> [Task to complete]: Extract every line of the material that holds the string "Monthly".

[Figure record extracts]
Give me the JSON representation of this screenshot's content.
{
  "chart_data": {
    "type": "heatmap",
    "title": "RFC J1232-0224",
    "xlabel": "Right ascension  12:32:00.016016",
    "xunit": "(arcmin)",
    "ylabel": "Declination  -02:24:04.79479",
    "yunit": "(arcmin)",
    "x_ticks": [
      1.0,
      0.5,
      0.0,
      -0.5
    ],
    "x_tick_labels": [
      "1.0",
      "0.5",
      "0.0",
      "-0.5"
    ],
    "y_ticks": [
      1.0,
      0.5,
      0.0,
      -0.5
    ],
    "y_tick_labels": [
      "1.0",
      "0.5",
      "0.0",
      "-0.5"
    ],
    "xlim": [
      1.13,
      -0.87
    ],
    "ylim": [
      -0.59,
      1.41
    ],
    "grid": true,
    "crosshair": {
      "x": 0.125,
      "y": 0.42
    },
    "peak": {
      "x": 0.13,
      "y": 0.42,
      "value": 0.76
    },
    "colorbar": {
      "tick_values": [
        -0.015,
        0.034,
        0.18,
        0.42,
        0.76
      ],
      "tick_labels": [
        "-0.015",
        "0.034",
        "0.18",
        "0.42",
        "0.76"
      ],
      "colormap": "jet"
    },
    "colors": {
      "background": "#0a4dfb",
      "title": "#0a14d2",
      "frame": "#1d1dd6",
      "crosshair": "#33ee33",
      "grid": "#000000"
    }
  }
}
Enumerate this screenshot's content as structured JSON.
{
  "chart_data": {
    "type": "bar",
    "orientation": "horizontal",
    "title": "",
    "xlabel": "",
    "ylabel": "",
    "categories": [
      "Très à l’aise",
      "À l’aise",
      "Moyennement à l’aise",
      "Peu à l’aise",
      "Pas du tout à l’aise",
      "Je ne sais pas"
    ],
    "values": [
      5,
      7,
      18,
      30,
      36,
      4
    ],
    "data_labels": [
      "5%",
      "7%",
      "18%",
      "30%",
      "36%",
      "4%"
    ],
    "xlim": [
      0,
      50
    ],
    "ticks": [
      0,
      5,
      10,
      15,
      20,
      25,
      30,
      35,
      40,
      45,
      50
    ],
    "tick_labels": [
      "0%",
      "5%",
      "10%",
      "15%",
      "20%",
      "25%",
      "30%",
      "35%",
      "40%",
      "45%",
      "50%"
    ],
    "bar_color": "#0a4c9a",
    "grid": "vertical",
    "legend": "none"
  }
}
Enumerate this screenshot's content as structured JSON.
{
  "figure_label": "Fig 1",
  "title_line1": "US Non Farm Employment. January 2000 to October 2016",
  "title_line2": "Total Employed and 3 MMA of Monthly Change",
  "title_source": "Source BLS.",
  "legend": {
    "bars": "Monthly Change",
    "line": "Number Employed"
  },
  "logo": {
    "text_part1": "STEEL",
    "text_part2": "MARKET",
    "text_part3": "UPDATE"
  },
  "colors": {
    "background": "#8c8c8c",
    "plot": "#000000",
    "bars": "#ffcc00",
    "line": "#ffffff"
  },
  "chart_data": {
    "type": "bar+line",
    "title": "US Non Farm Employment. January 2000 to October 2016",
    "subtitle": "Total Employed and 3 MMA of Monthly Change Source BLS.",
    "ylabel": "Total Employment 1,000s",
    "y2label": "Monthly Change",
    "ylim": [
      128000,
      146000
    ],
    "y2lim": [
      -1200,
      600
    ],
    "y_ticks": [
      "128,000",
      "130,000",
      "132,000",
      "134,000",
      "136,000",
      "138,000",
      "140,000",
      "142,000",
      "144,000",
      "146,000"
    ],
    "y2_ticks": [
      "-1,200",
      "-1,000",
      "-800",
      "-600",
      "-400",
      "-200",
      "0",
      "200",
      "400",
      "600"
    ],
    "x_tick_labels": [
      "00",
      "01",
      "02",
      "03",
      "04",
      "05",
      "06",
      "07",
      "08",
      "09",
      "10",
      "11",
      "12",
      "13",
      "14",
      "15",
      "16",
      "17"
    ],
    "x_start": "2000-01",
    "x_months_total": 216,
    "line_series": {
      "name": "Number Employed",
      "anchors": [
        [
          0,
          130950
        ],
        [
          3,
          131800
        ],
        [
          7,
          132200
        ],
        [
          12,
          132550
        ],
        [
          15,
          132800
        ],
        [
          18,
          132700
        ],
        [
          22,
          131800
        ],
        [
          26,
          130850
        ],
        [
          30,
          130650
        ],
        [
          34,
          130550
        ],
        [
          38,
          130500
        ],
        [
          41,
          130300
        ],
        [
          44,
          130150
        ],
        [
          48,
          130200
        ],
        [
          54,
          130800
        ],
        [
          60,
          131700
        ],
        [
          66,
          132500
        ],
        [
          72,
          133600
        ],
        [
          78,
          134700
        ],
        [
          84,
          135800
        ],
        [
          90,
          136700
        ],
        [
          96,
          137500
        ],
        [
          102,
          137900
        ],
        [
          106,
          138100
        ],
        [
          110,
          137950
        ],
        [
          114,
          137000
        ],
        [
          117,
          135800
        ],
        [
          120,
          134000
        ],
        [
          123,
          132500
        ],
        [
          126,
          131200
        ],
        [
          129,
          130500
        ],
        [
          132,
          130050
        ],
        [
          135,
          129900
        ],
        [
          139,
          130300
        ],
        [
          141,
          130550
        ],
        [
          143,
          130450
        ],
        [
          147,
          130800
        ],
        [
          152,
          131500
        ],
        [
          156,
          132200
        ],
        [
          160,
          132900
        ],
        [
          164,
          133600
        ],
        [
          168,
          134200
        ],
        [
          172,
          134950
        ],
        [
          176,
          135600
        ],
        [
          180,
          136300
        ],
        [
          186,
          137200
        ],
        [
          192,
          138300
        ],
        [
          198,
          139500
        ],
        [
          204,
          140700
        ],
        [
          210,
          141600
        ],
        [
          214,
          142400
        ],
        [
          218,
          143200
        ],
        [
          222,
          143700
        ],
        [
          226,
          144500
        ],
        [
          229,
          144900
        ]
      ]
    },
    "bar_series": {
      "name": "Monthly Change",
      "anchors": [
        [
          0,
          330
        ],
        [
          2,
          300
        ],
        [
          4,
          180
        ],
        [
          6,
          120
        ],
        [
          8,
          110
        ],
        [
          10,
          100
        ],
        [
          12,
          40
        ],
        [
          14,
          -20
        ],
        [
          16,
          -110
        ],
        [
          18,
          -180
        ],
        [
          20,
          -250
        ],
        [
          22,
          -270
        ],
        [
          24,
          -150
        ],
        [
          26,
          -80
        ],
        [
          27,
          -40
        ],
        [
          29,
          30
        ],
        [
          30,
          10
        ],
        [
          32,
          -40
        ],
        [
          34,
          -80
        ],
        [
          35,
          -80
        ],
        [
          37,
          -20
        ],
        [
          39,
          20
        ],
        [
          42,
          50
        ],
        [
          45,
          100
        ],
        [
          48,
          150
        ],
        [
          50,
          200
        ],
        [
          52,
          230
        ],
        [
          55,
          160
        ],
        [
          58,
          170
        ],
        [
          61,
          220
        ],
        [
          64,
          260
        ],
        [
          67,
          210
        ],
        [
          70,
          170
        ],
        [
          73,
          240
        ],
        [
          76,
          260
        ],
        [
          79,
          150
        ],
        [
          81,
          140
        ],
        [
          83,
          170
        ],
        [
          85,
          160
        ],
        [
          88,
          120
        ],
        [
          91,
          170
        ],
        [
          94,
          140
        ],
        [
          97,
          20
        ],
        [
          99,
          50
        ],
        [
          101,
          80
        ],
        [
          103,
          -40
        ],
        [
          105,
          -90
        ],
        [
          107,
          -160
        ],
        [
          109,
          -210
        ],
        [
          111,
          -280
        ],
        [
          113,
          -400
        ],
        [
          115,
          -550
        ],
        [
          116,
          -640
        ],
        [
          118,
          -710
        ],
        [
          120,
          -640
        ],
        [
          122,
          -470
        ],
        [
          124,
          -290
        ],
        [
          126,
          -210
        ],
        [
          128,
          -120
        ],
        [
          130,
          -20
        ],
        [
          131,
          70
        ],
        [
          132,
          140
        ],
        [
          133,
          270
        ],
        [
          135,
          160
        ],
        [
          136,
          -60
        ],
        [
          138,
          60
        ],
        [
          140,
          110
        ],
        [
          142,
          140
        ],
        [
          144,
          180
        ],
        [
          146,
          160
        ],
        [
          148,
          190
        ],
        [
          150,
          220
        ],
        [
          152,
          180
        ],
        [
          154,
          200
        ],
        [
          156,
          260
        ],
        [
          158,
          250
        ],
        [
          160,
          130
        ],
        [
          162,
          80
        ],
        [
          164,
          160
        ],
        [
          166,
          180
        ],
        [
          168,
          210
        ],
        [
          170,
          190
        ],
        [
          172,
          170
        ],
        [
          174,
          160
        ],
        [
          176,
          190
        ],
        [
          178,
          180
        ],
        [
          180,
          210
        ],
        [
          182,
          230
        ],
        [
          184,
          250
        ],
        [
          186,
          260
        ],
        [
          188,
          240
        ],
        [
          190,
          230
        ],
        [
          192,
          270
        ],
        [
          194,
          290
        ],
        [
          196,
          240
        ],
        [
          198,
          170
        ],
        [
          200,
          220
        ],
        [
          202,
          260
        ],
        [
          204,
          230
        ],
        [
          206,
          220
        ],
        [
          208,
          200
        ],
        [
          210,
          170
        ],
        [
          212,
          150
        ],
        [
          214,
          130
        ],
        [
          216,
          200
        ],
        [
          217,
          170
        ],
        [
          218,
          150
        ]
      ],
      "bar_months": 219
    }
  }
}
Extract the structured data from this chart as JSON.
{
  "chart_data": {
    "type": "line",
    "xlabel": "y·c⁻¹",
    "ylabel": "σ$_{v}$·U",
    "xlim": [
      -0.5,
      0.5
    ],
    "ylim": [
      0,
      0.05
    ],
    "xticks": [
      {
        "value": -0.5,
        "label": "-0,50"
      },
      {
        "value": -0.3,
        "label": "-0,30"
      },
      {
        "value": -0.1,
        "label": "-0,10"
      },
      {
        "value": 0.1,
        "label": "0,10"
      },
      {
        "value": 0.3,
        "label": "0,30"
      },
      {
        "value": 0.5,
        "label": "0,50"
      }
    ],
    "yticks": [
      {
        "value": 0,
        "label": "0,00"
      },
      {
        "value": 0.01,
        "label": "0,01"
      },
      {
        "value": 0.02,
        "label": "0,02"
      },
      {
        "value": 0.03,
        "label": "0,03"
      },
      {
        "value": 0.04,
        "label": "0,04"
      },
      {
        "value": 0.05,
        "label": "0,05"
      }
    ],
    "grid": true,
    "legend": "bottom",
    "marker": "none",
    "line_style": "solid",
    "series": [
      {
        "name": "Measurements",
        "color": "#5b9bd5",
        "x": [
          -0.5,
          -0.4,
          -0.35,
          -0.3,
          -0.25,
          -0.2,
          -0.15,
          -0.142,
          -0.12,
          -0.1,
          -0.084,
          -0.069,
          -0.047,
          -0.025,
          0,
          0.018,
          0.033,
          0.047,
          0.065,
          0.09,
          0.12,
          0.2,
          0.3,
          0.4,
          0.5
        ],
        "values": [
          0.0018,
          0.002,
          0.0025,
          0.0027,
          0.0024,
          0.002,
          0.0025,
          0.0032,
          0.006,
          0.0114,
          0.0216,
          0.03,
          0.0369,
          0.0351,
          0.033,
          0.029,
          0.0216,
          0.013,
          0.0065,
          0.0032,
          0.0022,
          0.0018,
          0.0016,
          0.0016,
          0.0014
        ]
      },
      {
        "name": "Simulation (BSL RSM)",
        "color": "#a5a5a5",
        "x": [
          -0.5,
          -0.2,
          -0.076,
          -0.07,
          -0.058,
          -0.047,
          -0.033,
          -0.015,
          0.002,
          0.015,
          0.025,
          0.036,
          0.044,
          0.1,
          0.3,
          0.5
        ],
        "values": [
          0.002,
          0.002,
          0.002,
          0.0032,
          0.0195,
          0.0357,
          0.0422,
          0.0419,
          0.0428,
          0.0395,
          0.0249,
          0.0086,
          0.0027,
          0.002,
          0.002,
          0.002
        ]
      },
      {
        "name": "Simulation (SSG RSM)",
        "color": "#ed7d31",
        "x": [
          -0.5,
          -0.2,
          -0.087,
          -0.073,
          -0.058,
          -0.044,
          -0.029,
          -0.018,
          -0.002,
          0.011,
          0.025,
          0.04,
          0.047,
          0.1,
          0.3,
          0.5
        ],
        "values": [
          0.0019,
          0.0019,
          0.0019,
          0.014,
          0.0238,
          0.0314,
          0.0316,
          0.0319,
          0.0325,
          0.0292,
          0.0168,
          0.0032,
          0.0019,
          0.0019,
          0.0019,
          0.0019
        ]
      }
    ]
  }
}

> [Response]:
  "title_line2": "Total Employed and 3 MMA of Monthly Change",
    "bars": "Monthly Change",
    "subtitle": "Total Employed and 3 MMA of Monthly Change Source BLS.",
    "y2label": "Monthly Change",
      "name": "Monthly Change",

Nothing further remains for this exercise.